--- Begin Record extracts ---
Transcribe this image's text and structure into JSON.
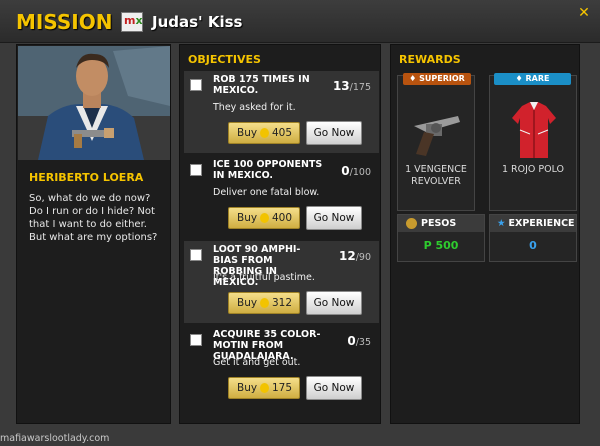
{
  "header": {
    "mission_label": "MISSION :",
    "logo_text_m": "m",
    "logo_text_x": "x",
    "mission_title": "Judas' Kiss",
    "close_symbol": "✕"
  },
  "character": {
    "name": "HERIBERTO LOERA",
    "dialogue": "So, what do we do now? Do I run or do I hide? Not that I want to do either. But what are my options?"
  },
  "objectives": {
    "title": "OBJECTIVES",
    "jobs": [
      {
        "title": "ROB 175 TIMES IN MEXICO.",
        "desc": "They asked for it.",
        "count": "13",
        "total": "/175",
        "buy_label": "Buy",
        "buy_price": "405",
        "go_label": "Go Now"
      },
      {
        "title": "ICE 100 OPPONENTS IN MEXICO.",
        "desc": "Deliver one fatal blow.",
        "count": "0",
        "total": "/100",
        "buy_label": "Buy",
        "buy_price": "400",
        "go_label": "Go Now"
      },
      {
        "title": "LOOT 90 AMPHI-BIAS FROM ROBBING IN MEXICO.",
        "desc": "It's a fruitful pastime.",
        "count": "12",
        "total": "/90",
        "buy_label": "Buy",
        "buy_price": "312",
        "go_label": "Go Now"
      },
      {
        "title": "ACQUIRE 35 COLOR-MOTIN FROM GUADALAJARA.",
        "desc": "Get it and get out.",
        "count": "0",
        "total": "/35",
        "buy_label": "Buy",
        "buy_price": "175",
        "go_label": "Go Now"
      }
    ]
  },
  "rewards": {
    "title": "REWARDS",
    "items": [
      {
        "tier": "SUPERIOR",
        "tier_color": "#b8530f",
        "name_line1": "1 VENGENCE",
        "name_line2": "REVOLVER",
        "icon": "revolver-icon"
      },
      {
        "tier": "RARE",
        "tier_color": "#1b8fc7",
        "name_line1": "1 ROJO POLO",
        "name_line2": "",
        "icon": "red-jacket-icon"
      }
    ],
    "pesos_label": "PESOS",
    "pesos_value": "P 500",
    "pesos_color": "#2ecc2e",
    "exp_label": "EXPERIENCE",
    "exp_value": "0",
    "exp_color": "#3aa2ee"
  },
  "watermark": "mafiawarslootlady.com"
}
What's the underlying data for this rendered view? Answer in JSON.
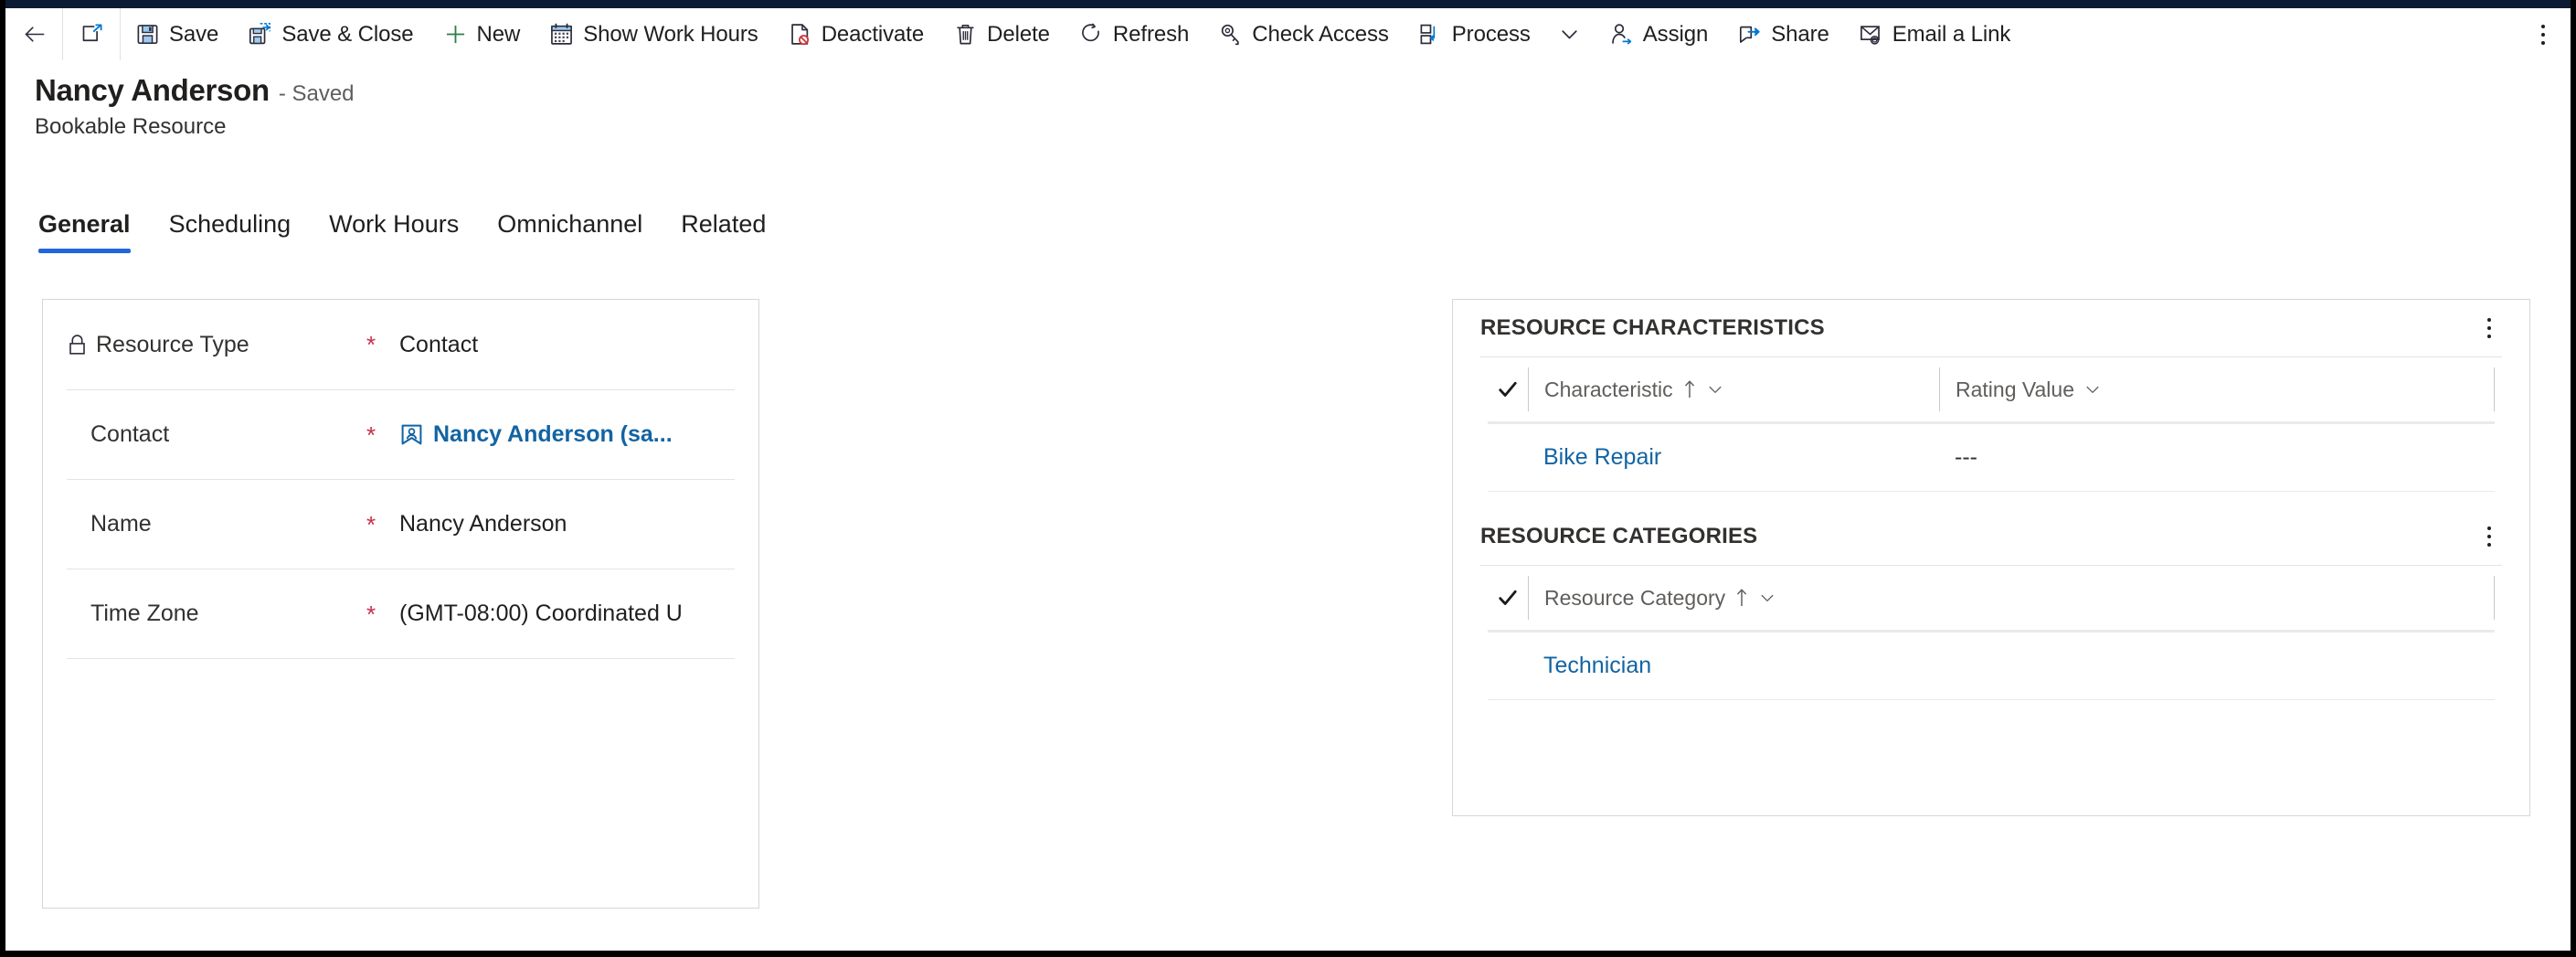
{
  "command_bar": {
    "back_icon": "back-arrow-icon",
    "popout_icon": "pop-out-icon",
    "buttons": [
      {
        "label": "Save",
        "icon": "save-floppy-icon"
      },
      {
        "label": "Save & Close",
        "icon": "save-and-close-icon"
      },
      {
        "label": "New",
        "icon": "plus-icon"
      },
      {
        "label": "Show Work Hours",
        "icon": "calendar-icon"
      },
      {
        "label": "Deactivate",
        "icon": "deactivate-document-icon"
      },
      {
        "label": "Delete",
        "icon": "trash-icon"
      },
      {
        "label": "Refresh",
        "icon": "refresh-icon"
      },
      {
        "label": "Check Access",
        "icon": "key-icon"
      },
      {
        "label": "Process",
        "icon": "process-flow-icon",
        "has_chevron": true
      },
      {
        "label": "Assign",
        "icon": "assign-person-icon"
      },
      {
        "label": "Share",
        "icon": "share-icon"
      },
      {
        "label": "Email a Link",
        "icon": "email-link-icon"
      }
    ],
    "overflow_icon": "more-vertical-icon"
  },
  "header": {
    "title": "Nancy Anderson",
    "status": "- Saved",
    "subtitle": "Bookable Resource"
  },
  "tabs": [
    {
      "label": "General",
      "active": true
    },
    {
      "label": "Scheduling",
      "active": false
    },
    {
      "label": "Work Hours",
      "active": false
    },
    {
      "label": "Omnichannel",
      "active": false
    },
    {
      "label": "Related",
      "active": false
    }
  ],
  "form": {
    "fields": [
      {
        "label": "Resource Type",
        "required": "*",
        "value": "Contact",
        "locked": true,
        "lock_icon": "lock-icon",
        "is_link": false
      },
      {
        "label": "Contact",
        "required": "*",
        "value": "Nancy Anderson (sa...",
        "locked": false,
        "is_link": true,
        "value_icon": "contact-card-icon"
      },
      {
        "label": "Name",
        "required": "*",
        "value": "Nancy Anderson",
        "locked": false,
        "is_link": false
      },
      {
        "label": "Time Zone",
        "required": "*",
        "value": "(GMT-08:00) Coordinated U",
        "locked": false,
        "is_link": false
      }
    ]
  },
  "side_panel": {
    "sections": [
      {
        "title": "RESOURCE CHARACTERISTICS",
        "more_icon": "more-vertical-icon",
        "select_all_icon": "checkmark-icon",
        "columns": [
          {
            "label": "Characteristic",
            "sort_icon": "sort-ascending-icon",
            "chevron_icon": "chevron-down-icon"
          },
          {
            "label": "Rating Value",
            "sort_icon": "",
            "chevron_icon": "chevron-down-icon"
          }
        ],
        "rows": [
          {
            "cells": [
              "Bike Repair",
              "---"
            ]
          }
        ]
      },
      {
        "title": "RESOURCE CATEGORIES",
        "more_icon": "more-vertical-icon",
        "select_all_icon": "checkmark-icon",
        "columns": [
          {
            "label": "Resource Category",
            "sort_icon": "sort-ascending-icon",
            "chevron_icon": "chevron-down-icon"
          }
        ],
        "rows": [
          {
            "cells": [
              "Technician"
            ]
          }
        ]
      }
    ]
  },
  "colors": {
    "accent": "#2266dd",
    "link": "#1264a3",
    "required": "#c4314b",
    "icon_blue": "#0078d4",
    "text": "#201f1e",
    "muted": "#605e5c",
    "topbar": "#0b1b33"
  }
}
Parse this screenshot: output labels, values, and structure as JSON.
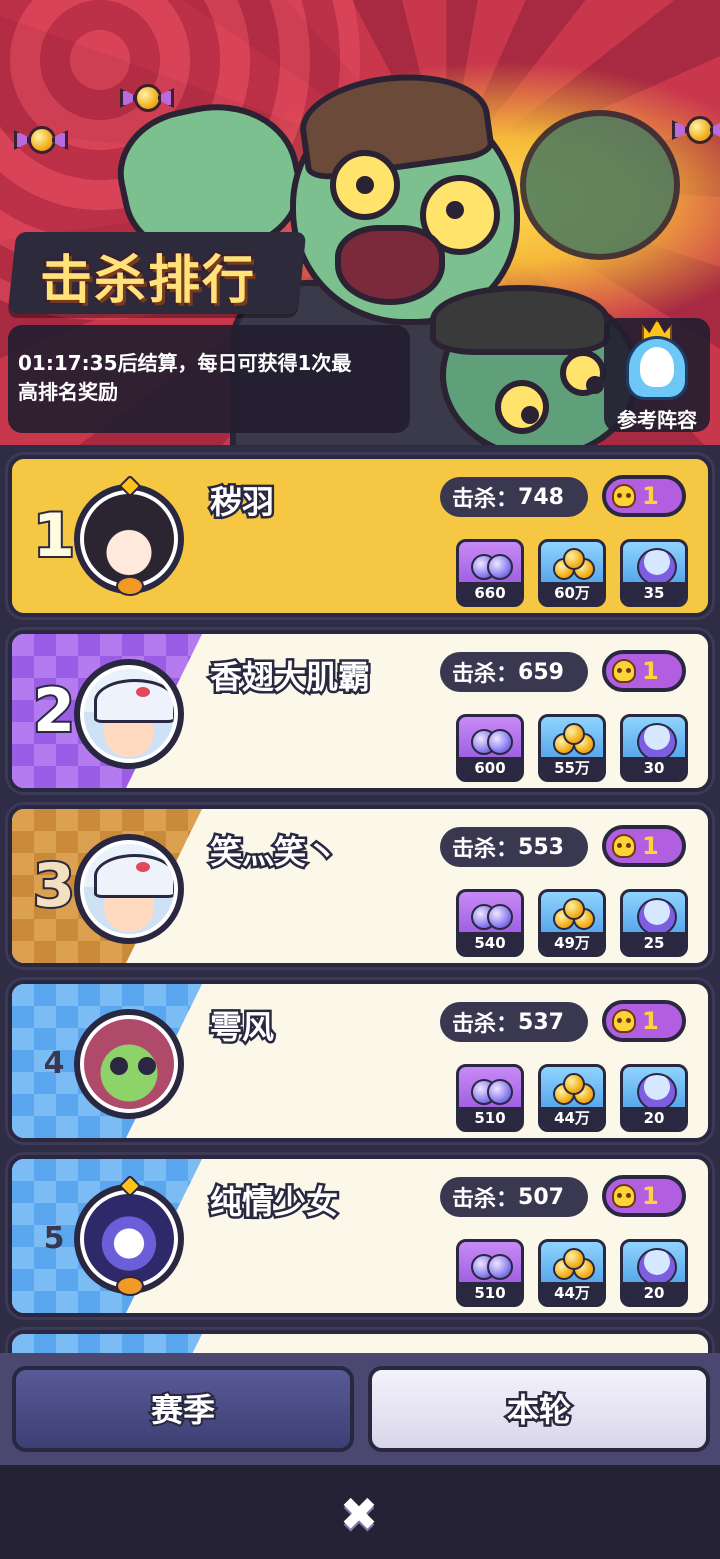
--- End Record extracts ---
**What is being asked:**
Go through the records and gather the lines that hold "desc".

**Problem solution:**
        "desc": "They asked for it.",
        "desc": "Deliver one fatal blow.",
        "desc": "It's a fruitful pastime.",
        "desc": "Get it and get out.",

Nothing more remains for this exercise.